-- Start RECORD EXCERPTS --
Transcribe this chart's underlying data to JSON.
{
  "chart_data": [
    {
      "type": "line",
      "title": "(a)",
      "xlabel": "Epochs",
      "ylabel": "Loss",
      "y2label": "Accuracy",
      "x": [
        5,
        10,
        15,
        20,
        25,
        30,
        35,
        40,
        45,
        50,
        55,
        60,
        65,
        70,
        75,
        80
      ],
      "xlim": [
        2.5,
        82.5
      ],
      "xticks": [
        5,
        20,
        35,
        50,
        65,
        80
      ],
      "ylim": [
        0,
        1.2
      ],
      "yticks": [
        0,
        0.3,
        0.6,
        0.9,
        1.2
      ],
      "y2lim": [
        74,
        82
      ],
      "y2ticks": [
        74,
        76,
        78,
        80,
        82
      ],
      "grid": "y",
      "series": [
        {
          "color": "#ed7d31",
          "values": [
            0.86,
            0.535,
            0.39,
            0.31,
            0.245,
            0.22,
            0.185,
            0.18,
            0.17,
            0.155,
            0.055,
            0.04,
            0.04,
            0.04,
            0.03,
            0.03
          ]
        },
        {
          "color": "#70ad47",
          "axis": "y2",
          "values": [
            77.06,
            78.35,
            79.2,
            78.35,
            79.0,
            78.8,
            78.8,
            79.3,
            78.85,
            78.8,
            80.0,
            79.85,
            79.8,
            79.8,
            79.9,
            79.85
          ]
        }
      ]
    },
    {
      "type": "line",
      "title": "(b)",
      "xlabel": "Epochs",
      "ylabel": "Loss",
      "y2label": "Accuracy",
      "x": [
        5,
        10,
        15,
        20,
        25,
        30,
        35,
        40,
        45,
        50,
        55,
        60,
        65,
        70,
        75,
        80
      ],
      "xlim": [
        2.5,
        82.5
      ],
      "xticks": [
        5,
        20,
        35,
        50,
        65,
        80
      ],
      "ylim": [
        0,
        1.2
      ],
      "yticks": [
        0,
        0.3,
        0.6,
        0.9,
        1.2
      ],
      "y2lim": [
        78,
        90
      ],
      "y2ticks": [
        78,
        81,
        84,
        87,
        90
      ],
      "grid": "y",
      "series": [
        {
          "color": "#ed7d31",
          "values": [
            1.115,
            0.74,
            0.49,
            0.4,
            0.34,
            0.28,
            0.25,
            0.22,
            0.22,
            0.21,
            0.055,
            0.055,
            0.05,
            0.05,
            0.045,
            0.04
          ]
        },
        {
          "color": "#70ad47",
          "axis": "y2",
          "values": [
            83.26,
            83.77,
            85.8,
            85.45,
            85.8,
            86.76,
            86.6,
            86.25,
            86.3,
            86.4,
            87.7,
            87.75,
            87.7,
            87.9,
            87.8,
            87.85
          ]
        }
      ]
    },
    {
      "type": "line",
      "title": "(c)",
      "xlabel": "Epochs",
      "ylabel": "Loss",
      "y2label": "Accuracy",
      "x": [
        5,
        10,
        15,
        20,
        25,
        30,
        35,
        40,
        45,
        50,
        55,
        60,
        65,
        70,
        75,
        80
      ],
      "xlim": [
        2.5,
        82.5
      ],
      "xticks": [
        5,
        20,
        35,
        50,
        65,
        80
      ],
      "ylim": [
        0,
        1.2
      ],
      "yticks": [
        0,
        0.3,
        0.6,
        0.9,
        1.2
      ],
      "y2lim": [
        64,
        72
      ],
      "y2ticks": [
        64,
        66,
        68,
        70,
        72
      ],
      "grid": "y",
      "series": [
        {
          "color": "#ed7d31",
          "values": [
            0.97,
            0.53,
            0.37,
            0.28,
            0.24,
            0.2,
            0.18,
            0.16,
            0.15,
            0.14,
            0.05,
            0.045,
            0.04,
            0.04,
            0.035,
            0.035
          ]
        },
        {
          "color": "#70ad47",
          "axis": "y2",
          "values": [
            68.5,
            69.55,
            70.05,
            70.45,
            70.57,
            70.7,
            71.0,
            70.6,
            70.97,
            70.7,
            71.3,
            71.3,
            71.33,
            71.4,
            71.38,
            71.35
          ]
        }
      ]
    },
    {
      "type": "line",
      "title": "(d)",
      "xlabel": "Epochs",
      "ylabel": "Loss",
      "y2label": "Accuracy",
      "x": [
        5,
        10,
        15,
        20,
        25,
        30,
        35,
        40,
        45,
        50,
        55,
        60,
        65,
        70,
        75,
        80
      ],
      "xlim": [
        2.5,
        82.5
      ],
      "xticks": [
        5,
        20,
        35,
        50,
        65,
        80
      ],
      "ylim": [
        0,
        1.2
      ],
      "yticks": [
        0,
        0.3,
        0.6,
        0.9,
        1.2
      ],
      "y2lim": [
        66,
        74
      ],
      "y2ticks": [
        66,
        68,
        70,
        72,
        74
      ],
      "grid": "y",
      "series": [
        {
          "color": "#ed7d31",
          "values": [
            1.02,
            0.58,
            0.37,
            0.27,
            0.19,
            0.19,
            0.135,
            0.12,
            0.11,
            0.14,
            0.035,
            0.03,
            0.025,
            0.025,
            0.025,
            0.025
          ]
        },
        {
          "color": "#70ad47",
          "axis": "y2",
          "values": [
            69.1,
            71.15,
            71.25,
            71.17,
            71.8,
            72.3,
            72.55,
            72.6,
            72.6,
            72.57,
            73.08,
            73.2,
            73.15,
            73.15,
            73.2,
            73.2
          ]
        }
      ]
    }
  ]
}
-- End RECORD EXCERPTS --
## GIVEN EXERCISE
Restate the data above word for word.

## SOLUTION FOR THIS EXERCISE
Transcribe this chart's underlying data to JSON.
{
  "chart_data": [
    {
      "type": "line",
      "title": "(a)",
      "xlabel": "Epochs",
      "ylabel": "Loss",
      "y2label": "Accuracy",
      "x": [
        5,
        10,
        15,
        20,
        25,
        30,
        35,
        40,
        45,
        50,
        55,
        60,
        65,
        70,
        75,
        80
      ],
      "xlim": [
        2.5,
        82.5
      ],
      "xticks": [
        5,
        20,
        35,
        50,
        65,
        80
      ],
      "ylim": [
        0,
        1.2
      ],
      "yticks": [
        0,
        0.3,
        0.6,
        0.9,
        1.2
      ],
      "y2lim": [
        74,
        82
      ],
      "y2ticks": [
        74,
        76,
        78,
        80,
        82
      ],
      "grid": "y",
      "series": [
        {
          "color": "#ed7d31",
          "values": [
            0.86,
            0.535,
            0.39,
            0.31,
            0.245,
            0.22,
            0.185,
            0.18,
            0.17,
            0.155,
            0.055,
            0.04,
            0.04,
            0.04,
            0.03,
            0.03
          ]
        },
        {
          "color": "#70ad47",
          "axis": "y2",
          "values": [
            77.06,
            78.35,
            79.2,
            78.35,
            79.0,
            78.8,
            78.8,
            79.3,
            78.85,
            78.8,
            80.0,
            79.85,
            79.8,
            79.8,
            79.9,
            79.85
          ]
        }
      ]
    },
    {
      "type": "line",
      "title": "(b)",
      "xlabel": "Epochs",
      "ylabel": "Loss",
      "y2label": "Accuracy",
      "x": [
        5,
        10,
        15,
        20,
        25,
        30,
        35,
        40,
        45,
        50,
        55,
        60,
        65,
        70,
        75,
        80
      ],
      "xlim": [
        2.5,
        82.5
      ],
      "xticks": [
        5,
        20,
        35,
        50,
        65,
        80
      ],
      "ylim": [
        0,
        1.2
      ],
      "yticks": [
        0,
        0.3,
        0.6,
        0.9,
        1.2
      ],
      "y2lim": [
        78,
        90
      ],
      "y2ticks": [
        78,
        81,
        84,
        87,
        90
      ],
      "grid": "y",
      "series": [
        {
          "color": "#ed7d31",
          "values": [
            1.115,
            0.74,
            0.49,
            0.4,
            0.34,
            0.28,
            0.25,
            0.22,
            0.22,
            0.21,
            0.055,
            0.055,
            0.05,
            0.05,
            0.045,
            0.04
          ]
        },
        {
          "color": "#70ad47",
          "axis": "y2",
          "values": [
            83.26,
            83.77,
            85.8,
            85.45,
            85.8,
            86.76,
            86.6,
            86.25,
            86.3,
            86.4,
            87.7,
            87.75,
            87.7,
            87.9,
            87.8,
            87.85
          ]
        }
      ]
    },
    {
      "type": "line",
      "title": "(c)",
      "xlabel": "Epochs",
      "ylabel": "Loss",
      "y2label": "Accuracy",
      "x": [
        5,
        10,
        15,
        20,
        25,
        30,
        35,
        40,
        45,
        50,
        55,
        60,
        65,
        70,
        75,
        80
      ],
      "xlim": [
        2.5,
        82.5
      ],
      "xticks": [
        5,
        20,
        35,
        50,
        65,
        80
      ],
      "ylim": [
        0,
        1.2
      ],
      "yticks": [
        0,
        0.3,
        0.6,
        0.9,
        1.2
      ],
      "y2lim": [
        64,
        72
      ],
      "y2ticks": [
        64,
        66,
        68,
        70,
        72
      ],
      "grid": "y",
      "series": [
        {
          "color": "#ed7d31",
          "values": [
            0.97,
            0.53,
            0.37,
            0.28,
            0.24,
            0.2,
            0.18,
            0.16,
            0.15,
            0.14,
            0.05,
            0.045,
            0.04,
            0.04,
            0.035,
            0.035
          ]
        },
        {
          "color": "#70ad47",
          "axis": "y2",
          "values": [
            68.5,
            69.55,
            70.05,
            70.45,
            70.57,
            70.7,
            71.0,
            70.6,
            70.97,
            70.7,
            71.3,
            71.3,
            71.33,
            71.4,
            71.38,
            71.35
          ]
        }
      ]
    },
    {
      "type": "line",
      "title": "(d)",
      "xlabel": "Epochs",
      "ylabel": "Loss",
      "y2label": "Accuracy",
      "x": [
        5,
        10,
        15,
        20,
        25,
        30,
        35,
        40,
        45,
        50,
        55,
        60,
        65,
        70,
        75,
        80
      ],
      "xlim": [
        2.5,
        82.5
      ],
      "xticks": [
        5,
        20,
        35,
        50,
        65,
        80
      ],
      "ylim": [
        0,
        1.2
      ],
      "yticks": [
        0,
        0.3,
        0.6,
        0.9,
        1.2
      ],
      "y2lim": [
        66,
        74
      ],
      "y2ticks": [
        66,
        68,
        70,
        72,
        74
      ],
      "grid": "y",
      "series": [
        {
          "color": "#ed7d31",
          "values": [
            1.02,
            0.58,
            0.37,
            0.27,
            0.19,
            0.19,
            0.135,
            0.12,
            0.11,
            0.14,
            0.035,
            0.03,
            0.025,
            0.025,
            0.025,
            0.025
          ]
        },
        {
          "color": "#70ad47",
          "axis": "y2",
          "values": [
            69.1,
            71.15,
            71.25,
            71.17,
            71.8,
            72.3,
            72.55,
            72.6,
            72.6,
            72.57,
            73.08,
            73.2,
            73.15,
            73.15,
            73.2,
            73.2
          ]
        }
      ]
    }
  ]
}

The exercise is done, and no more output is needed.